PROVIDED INFORMATION ->
=======
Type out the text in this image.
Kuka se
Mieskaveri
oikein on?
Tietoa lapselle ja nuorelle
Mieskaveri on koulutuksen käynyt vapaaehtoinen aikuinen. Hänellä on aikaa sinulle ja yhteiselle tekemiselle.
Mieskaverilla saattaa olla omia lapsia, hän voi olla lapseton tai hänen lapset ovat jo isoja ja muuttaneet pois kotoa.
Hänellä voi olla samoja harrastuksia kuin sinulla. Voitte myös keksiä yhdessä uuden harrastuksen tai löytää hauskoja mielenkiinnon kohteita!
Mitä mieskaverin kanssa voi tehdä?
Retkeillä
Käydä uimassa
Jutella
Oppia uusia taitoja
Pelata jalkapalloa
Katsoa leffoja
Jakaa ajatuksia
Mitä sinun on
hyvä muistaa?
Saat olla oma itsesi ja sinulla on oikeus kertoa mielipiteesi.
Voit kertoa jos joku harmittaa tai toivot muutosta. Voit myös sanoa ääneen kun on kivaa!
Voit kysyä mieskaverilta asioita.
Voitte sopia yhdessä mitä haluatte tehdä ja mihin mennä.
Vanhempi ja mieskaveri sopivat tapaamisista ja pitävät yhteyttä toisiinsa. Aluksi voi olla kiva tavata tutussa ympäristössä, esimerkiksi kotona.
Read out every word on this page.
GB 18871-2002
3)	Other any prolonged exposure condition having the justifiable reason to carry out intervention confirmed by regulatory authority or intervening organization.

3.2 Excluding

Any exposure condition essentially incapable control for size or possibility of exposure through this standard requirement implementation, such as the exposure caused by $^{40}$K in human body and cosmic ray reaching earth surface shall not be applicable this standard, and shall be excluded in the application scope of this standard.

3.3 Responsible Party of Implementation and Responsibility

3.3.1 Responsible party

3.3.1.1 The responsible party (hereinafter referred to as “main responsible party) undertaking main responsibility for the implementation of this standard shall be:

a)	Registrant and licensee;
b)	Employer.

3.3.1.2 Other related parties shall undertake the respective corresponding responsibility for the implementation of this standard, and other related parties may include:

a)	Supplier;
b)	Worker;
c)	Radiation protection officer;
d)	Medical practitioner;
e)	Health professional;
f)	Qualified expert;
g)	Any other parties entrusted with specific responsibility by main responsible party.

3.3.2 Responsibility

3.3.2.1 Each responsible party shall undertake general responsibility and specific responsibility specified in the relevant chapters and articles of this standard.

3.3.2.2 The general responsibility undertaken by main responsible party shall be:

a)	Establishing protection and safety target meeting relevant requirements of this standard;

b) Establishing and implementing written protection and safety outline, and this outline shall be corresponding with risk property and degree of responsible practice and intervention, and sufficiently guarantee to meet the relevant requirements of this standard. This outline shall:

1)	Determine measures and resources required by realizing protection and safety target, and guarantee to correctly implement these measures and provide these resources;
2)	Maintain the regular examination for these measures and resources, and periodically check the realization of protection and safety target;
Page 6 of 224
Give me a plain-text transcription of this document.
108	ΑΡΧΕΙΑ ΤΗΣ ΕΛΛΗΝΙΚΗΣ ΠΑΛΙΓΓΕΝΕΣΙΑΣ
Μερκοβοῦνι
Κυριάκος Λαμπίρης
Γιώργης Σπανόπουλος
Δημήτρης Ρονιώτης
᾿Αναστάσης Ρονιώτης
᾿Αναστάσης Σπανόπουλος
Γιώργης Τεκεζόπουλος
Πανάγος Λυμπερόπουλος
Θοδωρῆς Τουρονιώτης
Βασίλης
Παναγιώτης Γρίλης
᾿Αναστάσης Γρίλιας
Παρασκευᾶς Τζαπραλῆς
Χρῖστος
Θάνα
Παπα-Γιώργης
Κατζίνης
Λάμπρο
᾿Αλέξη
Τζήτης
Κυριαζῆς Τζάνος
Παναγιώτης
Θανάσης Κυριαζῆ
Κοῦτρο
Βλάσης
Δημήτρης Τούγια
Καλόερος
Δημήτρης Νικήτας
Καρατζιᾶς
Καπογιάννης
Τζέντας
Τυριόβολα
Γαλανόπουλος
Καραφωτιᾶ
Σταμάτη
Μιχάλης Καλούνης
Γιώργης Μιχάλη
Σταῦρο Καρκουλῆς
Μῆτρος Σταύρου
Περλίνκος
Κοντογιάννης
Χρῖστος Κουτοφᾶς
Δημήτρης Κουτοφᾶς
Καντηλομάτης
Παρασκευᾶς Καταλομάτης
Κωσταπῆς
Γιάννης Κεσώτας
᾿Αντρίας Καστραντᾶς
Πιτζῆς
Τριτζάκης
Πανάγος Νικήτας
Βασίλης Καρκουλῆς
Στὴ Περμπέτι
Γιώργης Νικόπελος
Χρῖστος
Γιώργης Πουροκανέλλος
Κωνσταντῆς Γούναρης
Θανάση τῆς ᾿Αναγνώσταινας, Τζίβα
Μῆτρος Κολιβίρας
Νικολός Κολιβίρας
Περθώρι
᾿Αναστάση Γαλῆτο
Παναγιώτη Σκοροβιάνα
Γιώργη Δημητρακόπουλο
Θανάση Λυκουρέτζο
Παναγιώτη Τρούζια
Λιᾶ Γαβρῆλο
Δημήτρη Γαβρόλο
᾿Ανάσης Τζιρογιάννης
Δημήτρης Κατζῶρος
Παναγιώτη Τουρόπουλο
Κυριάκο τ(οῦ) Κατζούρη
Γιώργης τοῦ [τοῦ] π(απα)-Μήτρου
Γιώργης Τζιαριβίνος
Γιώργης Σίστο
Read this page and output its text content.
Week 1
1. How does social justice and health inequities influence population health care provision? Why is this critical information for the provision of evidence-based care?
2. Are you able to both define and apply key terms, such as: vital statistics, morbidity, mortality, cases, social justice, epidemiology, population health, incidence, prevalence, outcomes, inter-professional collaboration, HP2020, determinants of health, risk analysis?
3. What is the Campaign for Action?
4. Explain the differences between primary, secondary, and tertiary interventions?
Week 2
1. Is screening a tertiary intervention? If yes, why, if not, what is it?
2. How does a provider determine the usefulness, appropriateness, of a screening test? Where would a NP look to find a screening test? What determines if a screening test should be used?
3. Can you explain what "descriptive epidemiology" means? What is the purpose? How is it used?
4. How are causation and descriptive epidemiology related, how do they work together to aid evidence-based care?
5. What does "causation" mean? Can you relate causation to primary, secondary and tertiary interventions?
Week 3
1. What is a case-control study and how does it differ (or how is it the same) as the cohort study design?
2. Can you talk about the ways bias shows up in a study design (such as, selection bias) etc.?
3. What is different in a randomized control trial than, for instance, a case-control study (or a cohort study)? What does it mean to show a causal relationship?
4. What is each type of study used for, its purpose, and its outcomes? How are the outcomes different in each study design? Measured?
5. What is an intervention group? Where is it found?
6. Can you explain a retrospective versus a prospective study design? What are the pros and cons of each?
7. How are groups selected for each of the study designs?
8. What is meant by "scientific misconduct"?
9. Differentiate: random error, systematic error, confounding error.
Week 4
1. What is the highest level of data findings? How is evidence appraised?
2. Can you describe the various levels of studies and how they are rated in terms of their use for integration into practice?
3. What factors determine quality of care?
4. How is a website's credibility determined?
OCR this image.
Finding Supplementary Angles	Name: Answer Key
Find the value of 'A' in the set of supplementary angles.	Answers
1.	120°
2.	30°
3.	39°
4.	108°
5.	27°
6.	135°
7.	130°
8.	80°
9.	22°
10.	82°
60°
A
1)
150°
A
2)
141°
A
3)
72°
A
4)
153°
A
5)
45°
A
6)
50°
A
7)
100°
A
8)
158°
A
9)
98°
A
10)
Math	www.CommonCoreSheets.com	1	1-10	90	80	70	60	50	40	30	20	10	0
=======
Print back all the lines verbatim.

EXERCISE RESPONSE ->
Type out the text in this image.
Kuka se
Mieskaveri
oikein on?
Tietoa lapselle ja nuorelle
Mieskaveri on koulutuksen käynyt vapaaehtoinen aikuinen. Hänellä on aikaa sinulle ja yhteiselle tekemiselle.
Mieskaverilla saattaa olla omia lapsia, hän voi olla lapseton tai hänen lapset ovat jo isoja ja muuttaneet pois kotoa.
Hänellä voi olla samoja harrastuksia kuin sinulla. Voitte myös keksiä yhdessä uuden harrastuksen tai löytää hauskoja mielenkiinnon kohteita!
Mitä mieskaverin kanssa voi tehdä?
Retkeillä
Käydä uimassa
Jutella
Oppia uusia taitoja
Pelata jalkapalloa
Katsoa leffoja
Jakaa ajatuksia
Mitä sinun on
hyvä muistaa?
Saat olla oma itsesi ja sinulla on oikeus kertoa mielipiteesi.
Voit kertoa jos joku harmittaa tai toivot muutosta. Voit myös sanoa ääneen kun on kivaa!
Voit kysyä mieskaverilta asioita.
Voitte sopia yhdessä mitä haluatte tehdä ja mihin mennä.
Vanhempi ja mieskaveri sopivat tapaamisista ja pitävät yhteyttä toisiinsa. Aluksi voi olla kiva tavata tutussa ympäristössä, esimerkiksi kotona.
Read out every word on this page.
GB 18871-2002
3)	Other any prolonged exposure condition having the justifiable reason to carry out intervention confirmed by regulatory authority or intervening organization.

3.2 Excluding

Any exposure condition essentially incapable control for size or possibility of exposure through this standard requirement implementation, such as the exposure caused by $^{40}$K in human body and cosmic ray reaching earth surface shall not be applicable this standard, and shall be excluded in the application scope of this standard.

3.3 Responsible Party of Implementation and Responsibility

3.3.1 Responsible party

3.3.1.1 The responsible party (hereinafter referred to as “main responsible party) undertaking main responsibility for the implementation of this standard shall be:

a)	Registrant and licensee;
b)	Employer.

3.3.1.2 Other related parties shall undertake the respective corresponding responsibility for the implementation of this standard, and other related parties may include:

a)	Supplier;
b)	Worker;
c)	Radiation protection officer;
d)	Medical practitioner;
e)	Health professional;
f)	Qualified expert;
g)	Any other parties entrusted with specific responsibility by main responsible party.

3.3.2 Responsibility

3.3.2.1 Each responsible party shall undertake general responsibility and specific responsibility specified in the relevant chapters and articles of this standard.

3.3.2.2 The general responsibility undertaken by main responsible party shall be:

a)	Establishing protection and safety target meeting relevant requirements of this standard;

b) Establishing and implementing written protection and safety outline, and this outline shall be corresponding with risk property and degree of responsible practice and intervention, and sufficiently guarantee to meet the relevant requirements of this standard. This outline shall:

1)	Determine measures and resources required by realizing protection and safety target, and guarantee to correctly implement these measures and provide these resources;
2)	Maintain the regular examination for these measures and resources, and periodically check the realization of protection and safety target;
Page 6 of 224
Give me a plain-text transcription of this document.
108	ΑΡΧΕΙΑ ΤΗΣ ΕΛΛΗΝΙΚΗΣ ΠΑΛΙΓΓΕΝΕΣΙΑΣ
Μερκοβοῦνι
Κυριάκος Λαμπίρης
Γιώργης Σπανόπουλος
Δημήτρης Ρονιώτης
᾿Αναστάσης Ρονιώτης
᾿Αναστάσης Σπανόπουλος
Γιώργης Τεκεζόπουλος
Πανάγος Λυμπερόπουλος
Θοδωρῆς Τουρονιώτης
Βασίλης
Παναγιώτης Γρίλης
᾿Αναστάσης Γρίλιας
Παρασκευᾶς Τζαπραλῆς
Χρῖστος
Θάνα
Παπα-Γιώργης
Κατζίνης
Λάμπρο
᾿Αλέξη
Τζήτης
Κυριαζῆς Τζάνος
Παναγιώτης
Θανάσης Κυριαζῆ
Κοῦτρο
Βλάσης
Δημήτρης Τούγια
Καλόερος
Δημήτρης Νικήτας
Καρατζιᾶς
Καπογιάννης
Τζέντας
Τυριόβολα
Γαλανόπουλος
Καραφωτιᾶ
Σταμάτη
Μιχάλης Καλούνης
Γιώργης Μιχάλη
Σταῦρο Καρκουλῆς
Μῆτρος Σταύρου
Περλίνκος
Κοντογιάννης
Χρῖστος Κουτοφᾶς
Δημήτρης Κουτοφᾶς
Καντηλομάτης
Παρασκευᾶς Καταλομάτης
Κωσταπῆς
Γιάννης Κεσώτας
᾿Αντρίας Καστραντᾶς
Πιτζῆς
Τριτζάκης
Πανάγος Νικήτας
Βασίλης Καρκουλῆς
Στὴ Περμπέτι
Γιώργης Νικόπελος
Χρῖστος
Γιώργης Πουροκανέλλος
Κωνσταντῆς Γούναρης
Θανάση τῆς ᾿Αναγνώσταινας, Τζίβα
Μῆτρος Κολιβίρας
Νικολός Κολιβίρας
Περθώρι
᾿Αναστάση Γαλῆτο
Παναγιώτη Σκοροβιάνα
Γιώργη Δημητρακόπουλο
Θανάση Λυκουρέτζο
Παναγιώτη Τρούζια
Λιᾶ Γαβρῆλο
Δημήτρη Γαβρόλο
᾿Ανάσης Τζιρογιάννης
Δημήτρης Κατζῶρος
Παναγιώτη Τουρόπουλο
Κυριάκο τ(οῦ) Κατζούρη
Γιώργης τοῦ [τοῦ] π(απα)-Μήτρου
Γιώργης Τζιαριβίνος
Γιώργης Σίστο
Read this page and output its text content.
Week 1
1. How does social justice and health inequities influence population health care provision? Why is this critical information for the provision of evidence-based care?
2. Are you able to both define and apply key terms, such as: vital statistics, morbidity, mortality, cases, social justice, epidemiology, population health, incidence, prevalence, outcomes, inter-professional collaboration, HP2020, determinants of health, risk analysis?
3. What is the Campaign for Action?
4. Explain the differences between primary, secondary, and tertiary interventions?
Week 2
1. Is screening a tertiary intervention? If yes, why, if not, what is it?
2. How does a provider determine the usefulness, appropriateness, of a screening test? Where would a NP look to find a screening test? What determines if a screening test should be used?
3. Can you explain what "descriptive epidemiology" means? What is the purpose? How is it used?
4. How are causation and descriptive epidemiology related, how do they work together to aid evidence-based care?
5. What does "causation" mean? Can you relate causation to primary, secondary and tertiary interventions?
Week 3
1. What is a case-control study and how does it differ (or how is it the same) as the cohort study design?
2. Can you talk about the ways bias shows up in a study design (such as, selection bias) etc.?
3. What is different in a randomized control trial than, for instance, a case-control study (or a cohort study)? What does it mean to show a causal relationship?
4. What is each type of study used for, its purpose, and its outcomes? How are the outcomes different in each study design? Measured?
5. What is an intervention group? Where is it found?
6. Can you explain a retrospective versus a prospective study design? What are the pros and cons of each?
7. How are groups selected for each of the study designs?
8. What is meant by "scientific misconduct"?
9. Differentiate: random error, systematic error, confounding error.
Week 4
1. What is the highest level of data findings? How is evidence appraised?
2. Can you describe the various levels of studies and how they are rated in terms of their use for integration into practice?
3. What factors determine quality of care?
4. How is a website's credibility determined?
OCR this image.
Finding Supplementary Angles	Name: Answer Key
Find the value of 'A' in the set of supplementary angles.	Answers
1.	120°
2.	30°
3.	39°
4.	108°
5.	27°
6.	135°
7.	130°
8.	80°
9.	22°
10.	82°
60°
A
1)
150°
A
2)
141°
A
3)
72°
A
4)
153°
A
5)
45°
A
6)
50°
A
7)
100°
A
8)
158°
A
9)
98°
A
10)
Math	www.CommonCoreSheets.com	1	1-10	90	80	70	60	50	40	30	20	10	0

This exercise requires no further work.